Could you restate the data below word for word, without its pictures?

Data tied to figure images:
-- Opening Marker --
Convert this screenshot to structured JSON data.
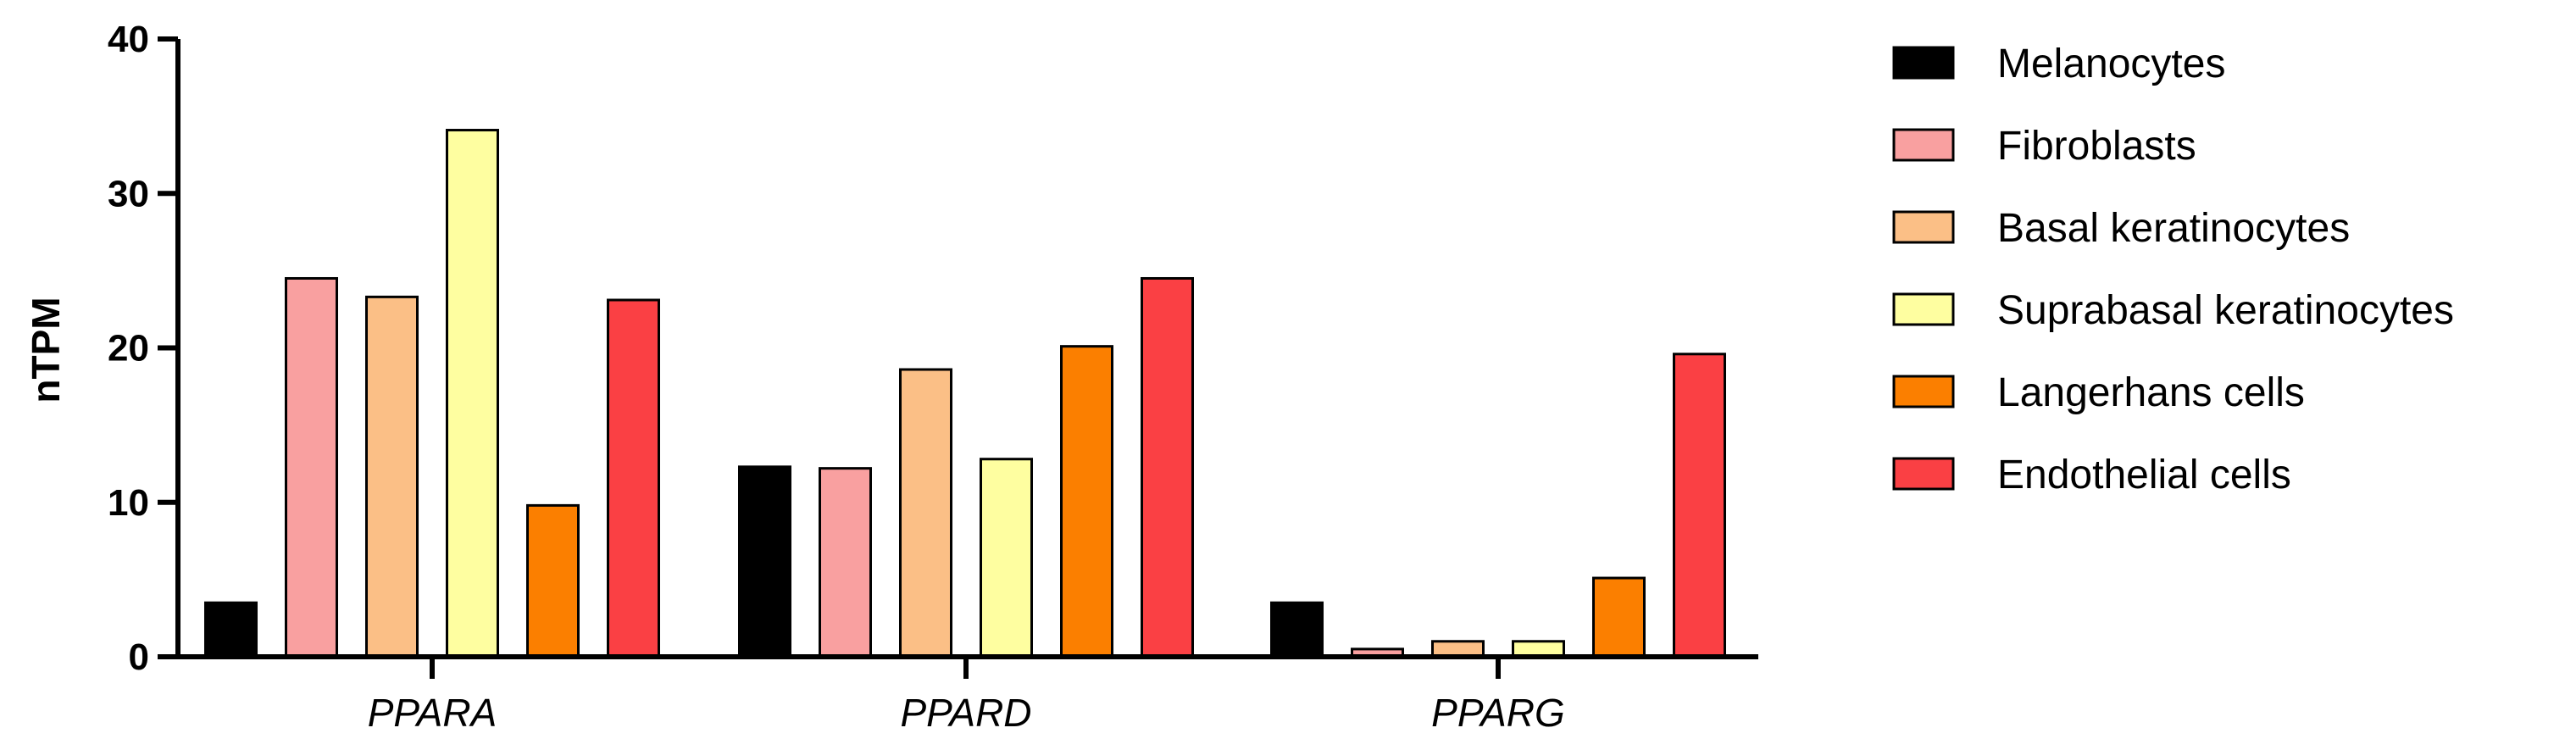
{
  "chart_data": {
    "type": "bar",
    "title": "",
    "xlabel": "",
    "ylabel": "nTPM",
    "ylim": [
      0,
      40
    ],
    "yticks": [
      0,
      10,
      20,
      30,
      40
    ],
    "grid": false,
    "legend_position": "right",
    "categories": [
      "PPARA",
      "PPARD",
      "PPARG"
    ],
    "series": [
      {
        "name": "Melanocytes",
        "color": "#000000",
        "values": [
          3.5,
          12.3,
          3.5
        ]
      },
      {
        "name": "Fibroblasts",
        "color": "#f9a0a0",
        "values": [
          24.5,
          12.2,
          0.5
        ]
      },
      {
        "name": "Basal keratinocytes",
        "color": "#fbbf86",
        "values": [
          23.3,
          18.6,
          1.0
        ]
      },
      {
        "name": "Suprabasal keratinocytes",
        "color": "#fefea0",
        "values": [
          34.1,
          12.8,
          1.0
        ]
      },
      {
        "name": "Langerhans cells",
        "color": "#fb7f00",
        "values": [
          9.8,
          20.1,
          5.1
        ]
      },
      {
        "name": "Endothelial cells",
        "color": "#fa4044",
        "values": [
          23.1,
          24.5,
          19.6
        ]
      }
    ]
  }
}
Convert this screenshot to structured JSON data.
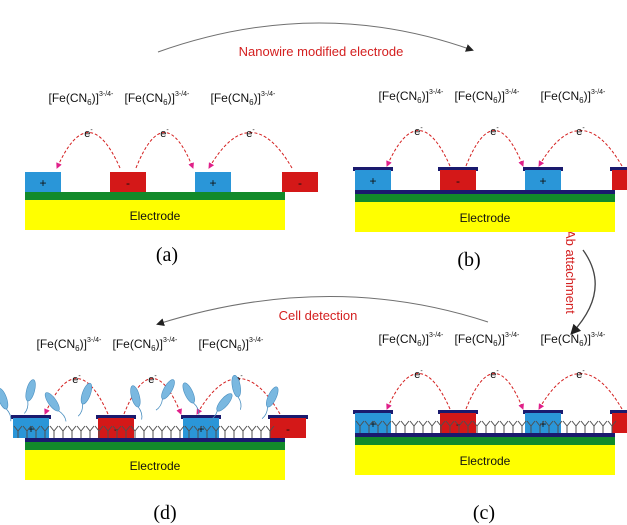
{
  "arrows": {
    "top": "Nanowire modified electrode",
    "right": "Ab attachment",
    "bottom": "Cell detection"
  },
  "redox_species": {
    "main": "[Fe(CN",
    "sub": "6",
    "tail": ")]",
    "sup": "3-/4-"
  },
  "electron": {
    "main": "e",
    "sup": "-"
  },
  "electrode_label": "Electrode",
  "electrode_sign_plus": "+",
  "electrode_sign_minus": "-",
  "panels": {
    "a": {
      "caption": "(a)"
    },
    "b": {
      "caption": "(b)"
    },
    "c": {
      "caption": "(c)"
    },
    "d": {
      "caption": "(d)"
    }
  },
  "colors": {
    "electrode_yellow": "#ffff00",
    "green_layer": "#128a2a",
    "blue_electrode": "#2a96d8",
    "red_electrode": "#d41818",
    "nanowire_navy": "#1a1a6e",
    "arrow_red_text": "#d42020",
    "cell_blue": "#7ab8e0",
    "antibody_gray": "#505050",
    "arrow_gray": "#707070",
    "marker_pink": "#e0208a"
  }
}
-- Closing Marker --
Result of the task:
Convert this screenshot to structured JSON data.
{
  "chart_data": {
    "type": "bar",
    "title": "",
    "xlabel": "",
    "ylabel": "nTPM",
    "ylim": [
      0,
      40
    ],
    "yticks": [
      0,
      10,
      20,
      30,
      40
    ],
    "grid": false,
    "legend_position": "right",
    "categories": [
      "PPARA",
      "PPARD",
      "PPARG"
    ],
    "series": [
      {
        "name": "Melanocytes",
        "color": "#000000",
        "values": [
          3.5,
          12.3,
          3.5
        ]
      },
      {
        "name": "Fibroblasts",
        "color": "#f9a0a0",
        "values": [
          24.5,
          12.2,
          0.5
        ]
      },
      {
        "name": "Basal keratinocytes",
        "color": "#fbbf86",
        "values": [
          23.3,
          18.6,
          1.0
        ]
      },
      {
        "name": "Suprabasal keratinocytes",
        "color": "#fefea0",
        "values": [
          34.1,
          12.8,
          1.0
        ]
      },
      {
        "name": "Langerhans cells",
        "color": "#fb7f00",
        "values": [
          9.8,
          20.1,
          5.1
        ]
      },
      {
        "name": "Endothelial cells",
        "color": "#fa4044",
        "values": [
          23.1,
          24.5,
          19.6
        ]
      }
    ]
  }
}
Convert this screenshot to structured JSON data.
{
  "arrows": {
    "top": "Nanowire modified electrode",
    "right": "Ab attachment",
    "bottom": "Cell detection"
  },
  "redox_species": {
    "main": "[Fe(CN",
    "sub": "6",
    "tail": ")]",
    "sup": "3-/4-"
  },
  "electron": {
    "main": "e",
    "sup": "-"
  },
  "electrode_label": "Electrode",
  "electrode_sign_plus": "+",
  "electrode_sign_minus": "-",
  "panels": {
    "a": {
      "caption": "(a)"
    },
    "b": {
      "caption": "(b)"
    },
    "c": {
      "caption": "(c)"
    },
    "d": {
      "caption": "(d)"
    }
  },
  "colors": {
    "electrode_yellow": "#ffff00",
    "green_layer": "#128a2a",
    "blue_electrode": "#2a96d8",
    "red_electrode": "#d41818",
    "nanowire_navy": "#1a1a6e",
    "arrow_red_text": "#d42020",
    "cell_blue": "#7ab8e0",
    "antibody_gray": "#505050",
    "arrow_gray": "#707070",
    "marker_pink": "#e0208a"
  }
}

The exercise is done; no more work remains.